__What the task requires__. Restate the entries below verbatim.
= = = = = = =
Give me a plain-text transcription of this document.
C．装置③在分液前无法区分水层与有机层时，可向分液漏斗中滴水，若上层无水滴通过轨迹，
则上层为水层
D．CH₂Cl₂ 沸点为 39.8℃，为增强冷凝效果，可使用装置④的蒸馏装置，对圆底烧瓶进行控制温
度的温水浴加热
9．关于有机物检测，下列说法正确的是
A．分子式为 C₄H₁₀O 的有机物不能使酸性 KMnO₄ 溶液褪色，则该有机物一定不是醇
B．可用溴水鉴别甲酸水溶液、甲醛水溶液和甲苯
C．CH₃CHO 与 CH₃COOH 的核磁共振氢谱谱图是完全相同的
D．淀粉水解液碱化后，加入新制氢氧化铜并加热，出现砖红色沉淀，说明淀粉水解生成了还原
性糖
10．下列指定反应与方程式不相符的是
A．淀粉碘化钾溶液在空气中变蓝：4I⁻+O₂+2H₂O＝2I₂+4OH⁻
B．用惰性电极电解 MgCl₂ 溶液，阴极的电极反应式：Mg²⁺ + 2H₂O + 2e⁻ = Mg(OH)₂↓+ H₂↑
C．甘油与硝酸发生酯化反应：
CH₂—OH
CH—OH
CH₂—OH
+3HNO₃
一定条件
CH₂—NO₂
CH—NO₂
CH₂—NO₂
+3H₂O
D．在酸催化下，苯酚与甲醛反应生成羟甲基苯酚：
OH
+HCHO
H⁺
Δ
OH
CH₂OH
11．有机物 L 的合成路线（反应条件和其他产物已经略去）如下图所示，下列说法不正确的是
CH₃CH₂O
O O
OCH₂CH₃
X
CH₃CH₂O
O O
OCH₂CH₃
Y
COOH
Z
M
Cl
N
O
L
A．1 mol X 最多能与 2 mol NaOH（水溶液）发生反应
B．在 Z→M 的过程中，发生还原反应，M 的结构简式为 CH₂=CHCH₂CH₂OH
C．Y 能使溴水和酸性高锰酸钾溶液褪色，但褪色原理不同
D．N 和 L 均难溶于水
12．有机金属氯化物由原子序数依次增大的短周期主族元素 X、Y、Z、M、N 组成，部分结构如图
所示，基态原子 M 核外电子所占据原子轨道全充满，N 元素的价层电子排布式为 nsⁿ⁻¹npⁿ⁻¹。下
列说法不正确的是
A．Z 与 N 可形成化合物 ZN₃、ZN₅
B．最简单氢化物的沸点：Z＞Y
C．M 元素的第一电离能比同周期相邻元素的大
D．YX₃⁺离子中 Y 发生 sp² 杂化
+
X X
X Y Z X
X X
= = = = = = =
__Response for this exercise__.
Give me a plain-text transcription of this document.
C．装置③在分液前无法区分水层与有机层时，可向分液漏斗中滴水，若上层无水滴通过轨迹，
则上层为水层
D．CH₂Cl₂ 沸点为 39.8℃，为增强冷凝效果，可使用装置④的蒸馏装置，对圆底烧瓶进行控制温
度的温水浴加热
9．关于有机物检测，下列说法正确的是
A．分子式为 C₄H₁₀O 的有机物不能使酸性 KMnO₄ 溶液褪色，则该有机物一定不是醇
B．可用溴水鉴别甲酸水溶液、甲醛水溶液和甲苯
C．CH₃CHO 与 CH₃COOH 的核磁共振氢谱谱图是完全相同的
D．淀粉水解液碱化后，加入新制氢氧化铜并加热，出现砖红色沉淀，说明淀粉水解生成了还原
性糖
10．下列指定反应与方程式不相符的是
A．淀粉碘化钾溶液在空气中变蓝：4I⁻+O₂+2H₂O＝2I₂+4OH⁻
B．用惰性电极电解 MgCl₂ 溶液，阴极的电极反应式：Mg²⁺ + 2H₂O + 2e⁻ = Mg(OH)₂↓+ H₂↑
C．甘油与硝酸发生酯化反应：
CH₂—OH
CH—OH
CH₂—OH
+3HNO₃
一定条件
CH₂—NO₂
CH—NO₂
CH₂—NO₂
+3H₂O
D．在酸催化下，苯酚与甲醛反应生成羟甲基苯酚：
OH
+HCHO
H⁺
Δ
OH
CH₂OH
11．有机物 L 的合成路线（反应条件和其他产物已经略去）如下图所示，下列说法不正确的是
CH₃CH₂O
O O
OCH₂CH₃
X
CH₃CH₂O
O O
OCH₂CH₃
Y
COOH
Z
M
Cl
N
O
L
A．1 mol X 最多能与 2 mol NaOH（水溶液）发生反应
B．在 Z→M 的过程中，发生还原反应，M 的结构简式为 CH₂=CHCH₂CH₂OH
C．Y 能使溴水和酸性高锰酸钾溶液褪色，但褪色原理不同
D．N 和 L 均难溶于水
12．有机金属氯化物由原子序数依次增大的短周期主族元素 X、Y、Z、M、N 组成，部分结构如图
所示，基态原子 M 核外电子所占据原子轨道全充满，N 元素的价层电子排布式为 nsⁿ⁻¹npⁿ⁻¹。下
列说法不正确的是
A．Z 与 N 可形成化合物 ZN₃、ZN₅
B．最简单氢化物的沸点：Z＞Y
C．M 元素的第一电离能比同周期相邻元素的大
D．YX₃⁺离子中 Y 发生 sp² 杂化
+
X X
X Y Z X
X X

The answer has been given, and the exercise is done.